● TASK DESCRIPTION
Count the lines below that contain the word "objectifs". Give only the number.

● RECORDS SHOWN
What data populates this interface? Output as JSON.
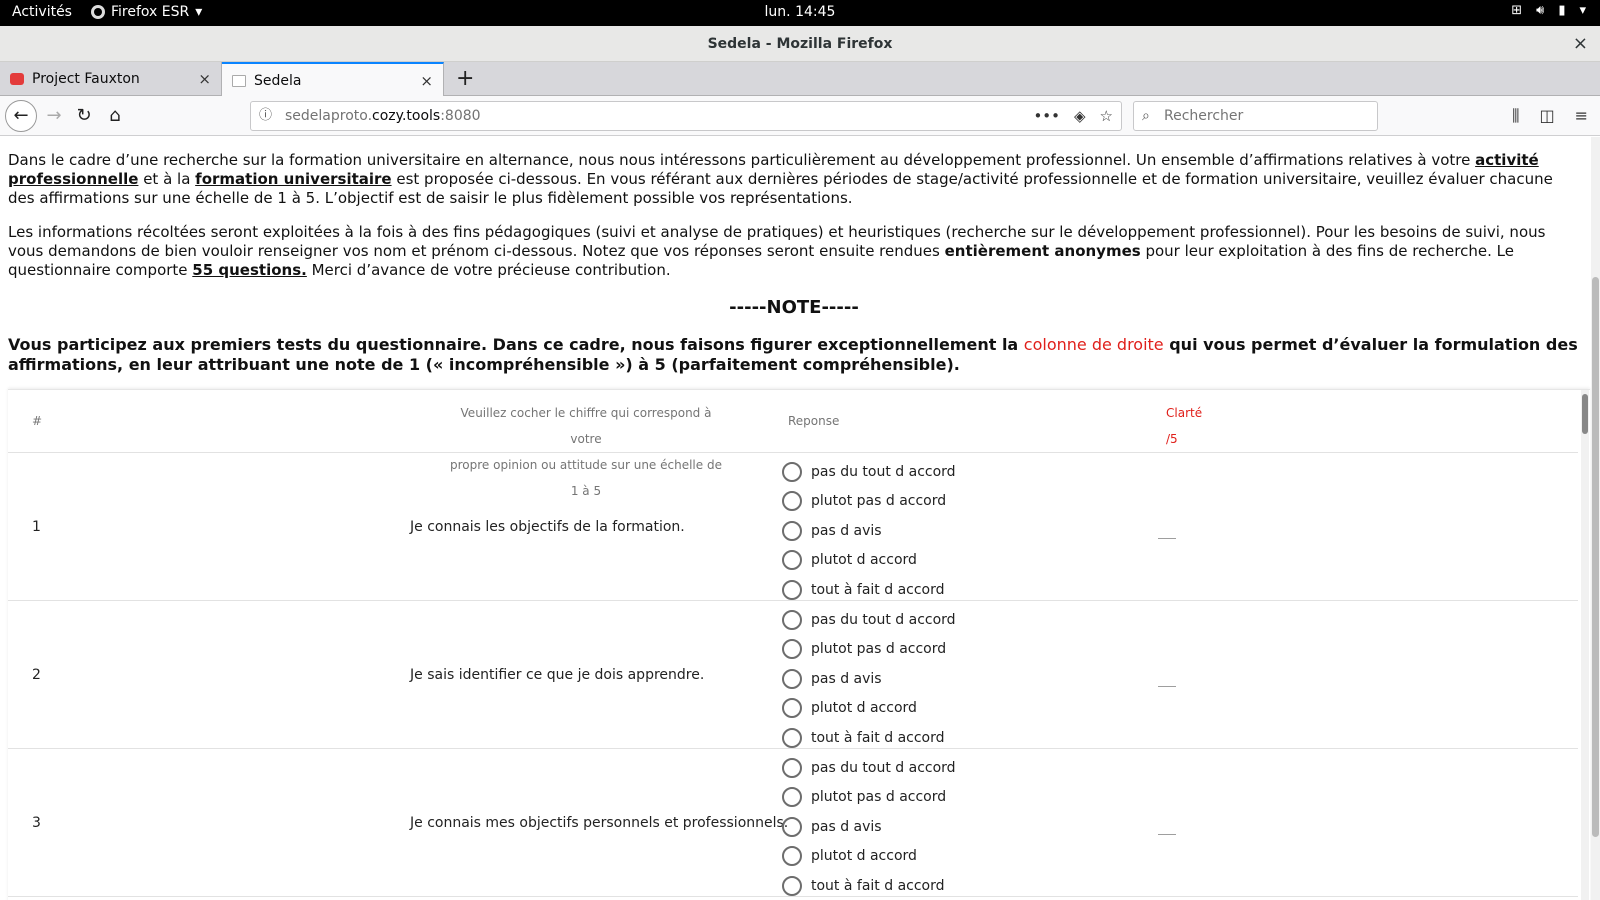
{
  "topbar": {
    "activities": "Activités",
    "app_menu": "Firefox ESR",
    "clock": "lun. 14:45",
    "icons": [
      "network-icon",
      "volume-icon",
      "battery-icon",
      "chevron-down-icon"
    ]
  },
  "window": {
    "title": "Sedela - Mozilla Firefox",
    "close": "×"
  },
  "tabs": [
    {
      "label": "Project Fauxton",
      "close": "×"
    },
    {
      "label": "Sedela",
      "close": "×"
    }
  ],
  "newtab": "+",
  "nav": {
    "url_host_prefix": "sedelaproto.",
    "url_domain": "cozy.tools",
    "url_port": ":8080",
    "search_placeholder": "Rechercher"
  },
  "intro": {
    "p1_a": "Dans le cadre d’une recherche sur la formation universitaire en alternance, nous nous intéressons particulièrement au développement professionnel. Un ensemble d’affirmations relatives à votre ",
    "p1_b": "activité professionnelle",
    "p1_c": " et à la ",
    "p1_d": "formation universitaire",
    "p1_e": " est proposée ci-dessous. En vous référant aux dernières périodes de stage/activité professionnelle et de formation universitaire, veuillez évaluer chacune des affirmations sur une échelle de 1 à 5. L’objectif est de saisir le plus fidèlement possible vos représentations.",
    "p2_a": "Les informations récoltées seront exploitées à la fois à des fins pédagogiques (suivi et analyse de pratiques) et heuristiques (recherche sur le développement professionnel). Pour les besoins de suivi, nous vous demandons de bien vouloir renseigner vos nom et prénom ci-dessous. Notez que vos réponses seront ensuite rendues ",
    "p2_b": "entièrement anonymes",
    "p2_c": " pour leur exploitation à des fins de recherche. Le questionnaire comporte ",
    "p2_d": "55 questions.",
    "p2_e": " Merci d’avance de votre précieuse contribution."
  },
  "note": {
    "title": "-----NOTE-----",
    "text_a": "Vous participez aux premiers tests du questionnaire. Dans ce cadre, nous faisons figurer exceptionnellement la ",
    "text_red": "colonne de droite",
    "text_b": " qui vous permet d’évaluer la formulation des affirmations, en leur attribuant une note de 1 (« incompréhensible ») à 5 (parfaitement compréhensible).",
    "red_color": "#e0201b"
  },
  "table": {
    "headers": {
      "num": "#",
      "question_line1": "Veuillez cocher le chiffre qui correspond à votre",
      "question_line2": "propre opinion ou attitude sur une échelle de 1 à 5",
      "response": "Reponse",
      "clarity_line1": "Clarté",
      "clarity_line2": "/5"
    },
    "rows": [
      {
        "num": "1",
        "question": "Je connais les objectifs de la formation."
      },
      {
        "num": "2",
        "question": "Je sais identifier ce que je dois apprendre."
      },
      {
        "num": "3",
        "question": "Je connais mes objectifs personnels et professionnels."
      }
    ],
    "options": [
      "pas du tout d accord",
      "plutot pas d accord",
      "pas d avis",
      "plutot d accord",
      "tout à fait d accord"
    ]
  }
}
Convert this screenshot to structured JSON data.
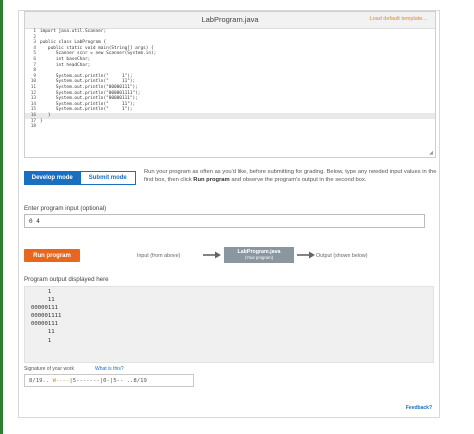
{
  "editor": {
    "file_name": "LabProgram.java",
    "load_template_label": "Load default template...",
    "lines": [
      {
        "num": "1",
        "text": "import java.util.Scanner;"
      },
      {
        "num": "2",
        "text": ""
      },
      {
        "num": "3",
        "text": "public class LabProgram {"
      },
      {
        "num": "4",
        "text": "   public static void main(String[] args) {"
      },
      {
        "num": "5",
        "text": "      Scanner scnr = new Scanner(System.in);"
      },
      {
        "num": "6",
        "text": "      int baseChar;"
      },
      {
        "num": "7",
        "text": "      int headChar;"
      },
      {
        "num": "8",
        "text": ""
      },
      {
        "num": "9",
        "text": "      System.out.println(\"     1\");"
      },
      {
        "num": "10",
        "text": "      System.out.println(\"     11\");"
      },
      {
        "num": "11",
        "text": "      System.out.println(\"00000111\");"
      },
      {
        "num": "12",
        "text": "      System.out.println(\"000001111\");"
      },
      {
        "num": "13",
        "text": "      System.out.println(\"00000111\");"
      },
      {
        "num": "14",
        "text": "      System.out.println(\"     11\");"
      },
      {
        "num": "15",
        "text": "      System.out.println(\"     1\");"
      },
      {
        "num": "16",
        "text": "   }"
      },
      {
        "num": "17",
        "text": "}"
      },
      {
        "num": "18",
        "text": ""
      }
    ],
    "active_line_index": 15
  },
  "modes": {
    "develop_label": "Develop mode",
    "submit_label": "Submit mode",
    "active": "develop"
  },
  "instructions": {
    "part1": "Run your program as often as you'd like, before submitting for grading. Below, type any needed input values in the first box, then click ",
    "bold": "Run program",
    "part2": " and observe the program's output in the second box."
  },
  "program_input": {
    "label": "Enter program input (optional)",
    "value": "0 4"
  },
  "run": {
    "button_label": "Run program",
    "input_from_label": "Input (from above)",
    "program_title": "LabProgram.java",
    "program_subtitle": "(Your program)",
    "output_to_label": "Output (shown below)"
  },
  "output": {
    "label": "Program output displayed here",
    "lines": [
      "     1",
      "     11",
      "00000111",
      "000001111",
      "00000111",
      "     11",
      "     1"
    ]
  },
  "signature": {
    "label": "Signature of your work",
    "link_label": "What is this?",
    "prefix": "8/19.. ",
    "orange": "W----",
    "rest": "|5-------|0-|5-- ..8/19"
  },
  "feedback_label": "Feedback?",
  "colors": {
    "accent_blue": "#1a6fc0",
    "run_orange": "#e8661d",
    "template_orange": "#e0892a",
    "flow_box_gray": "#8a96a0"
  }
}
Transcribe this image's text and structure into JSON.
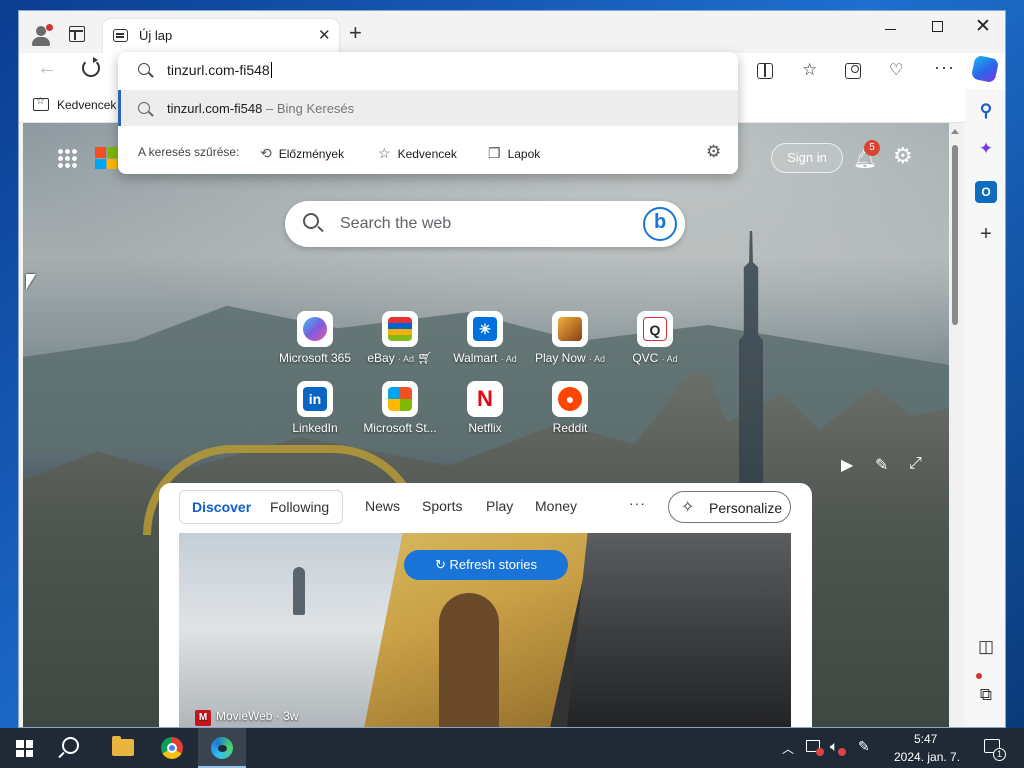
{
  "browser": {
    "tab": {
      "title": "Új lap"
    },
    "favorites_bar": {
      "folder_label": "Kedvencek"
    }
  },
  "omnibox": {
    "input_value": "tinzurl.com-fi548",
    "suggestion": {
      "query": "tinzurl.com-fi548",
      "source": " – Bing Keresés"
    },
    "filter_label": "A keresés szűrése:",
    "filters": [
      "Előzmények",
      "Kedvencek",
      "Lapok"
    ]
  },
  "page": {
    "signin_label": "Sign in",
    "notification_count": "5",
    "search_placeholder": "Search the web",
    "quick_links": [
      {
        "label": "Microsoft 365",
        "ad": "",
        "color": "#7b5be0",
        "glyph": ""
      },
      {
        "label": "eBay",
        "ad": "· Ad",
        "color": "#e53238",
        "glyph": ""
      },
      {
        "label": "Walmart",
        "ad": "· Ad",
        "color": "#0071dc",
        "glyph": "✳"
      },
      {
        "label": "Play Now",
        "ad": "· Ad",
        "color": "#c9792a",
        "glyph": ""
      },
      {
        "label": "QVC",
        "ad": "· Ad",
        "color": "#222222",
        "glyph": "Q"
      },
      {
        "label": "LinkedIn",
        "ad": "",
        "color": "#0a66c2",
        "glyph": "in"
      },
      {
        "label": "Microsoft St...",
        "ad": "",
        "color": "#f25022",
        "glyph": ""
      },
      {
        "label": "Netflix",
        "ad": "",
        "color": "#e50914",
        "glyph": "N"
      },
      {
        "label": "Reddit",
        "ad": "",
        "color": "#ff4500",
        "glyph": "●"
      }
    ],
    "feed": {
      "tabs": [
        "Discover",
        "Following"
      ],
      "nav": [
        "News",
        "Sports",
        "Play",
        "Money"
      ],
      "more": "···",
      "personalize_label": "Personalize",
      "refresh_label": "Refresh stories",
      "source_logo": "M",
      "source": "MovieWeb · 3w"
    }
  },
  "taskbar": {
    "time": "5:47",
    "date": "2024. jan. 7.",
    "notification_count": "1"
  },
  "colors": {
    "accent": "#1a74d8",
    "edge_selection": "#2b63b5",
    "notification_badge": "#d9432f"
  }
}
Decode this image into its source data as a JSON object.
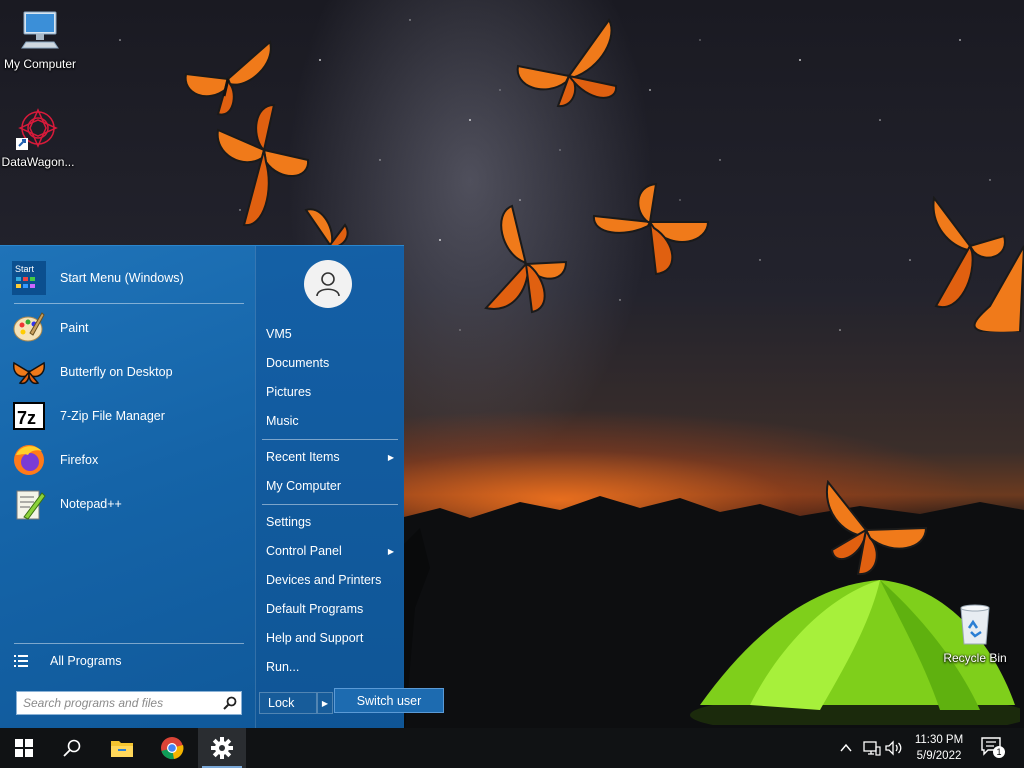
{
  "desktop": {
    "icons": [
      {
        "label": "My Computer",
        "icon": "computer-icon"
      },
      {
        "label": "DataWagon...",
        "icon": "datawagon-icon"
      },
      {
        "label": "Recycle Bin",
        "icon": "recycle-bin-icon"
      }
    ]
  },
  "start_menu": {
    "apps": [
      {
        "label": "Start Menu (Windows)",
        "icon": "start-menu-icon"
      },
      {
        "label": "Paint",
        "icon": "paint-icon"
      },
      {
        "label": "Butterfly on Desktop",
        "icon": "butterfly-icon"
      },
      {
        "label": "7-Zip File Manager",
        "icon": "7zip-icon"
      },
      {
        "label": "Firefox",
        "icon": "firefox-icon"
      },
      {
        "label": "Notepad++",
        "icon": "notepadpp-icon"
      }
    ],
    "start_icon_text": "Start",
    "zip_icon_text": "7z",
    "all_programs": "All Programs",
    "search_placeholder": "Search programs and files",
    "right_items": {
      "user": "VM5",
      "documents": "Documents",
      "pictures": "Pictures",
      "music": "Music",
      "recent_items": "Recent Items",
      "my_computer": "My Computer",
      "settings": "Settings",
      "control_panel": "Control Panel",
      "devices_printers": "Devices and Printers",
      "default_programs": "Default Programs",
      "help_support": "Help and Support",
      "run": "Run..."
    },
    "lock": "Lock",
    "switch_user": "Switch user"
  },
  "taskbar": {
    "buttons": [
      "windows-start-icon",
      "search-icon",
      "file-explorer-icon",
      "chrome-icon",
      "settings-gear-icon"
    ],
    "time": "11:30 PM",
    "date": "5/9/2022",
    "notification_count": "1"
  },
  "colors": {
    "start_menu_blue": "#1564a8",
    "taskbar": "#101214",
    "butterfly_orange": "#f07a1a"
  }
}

● SOLUTION TO THIS PROBLEM
2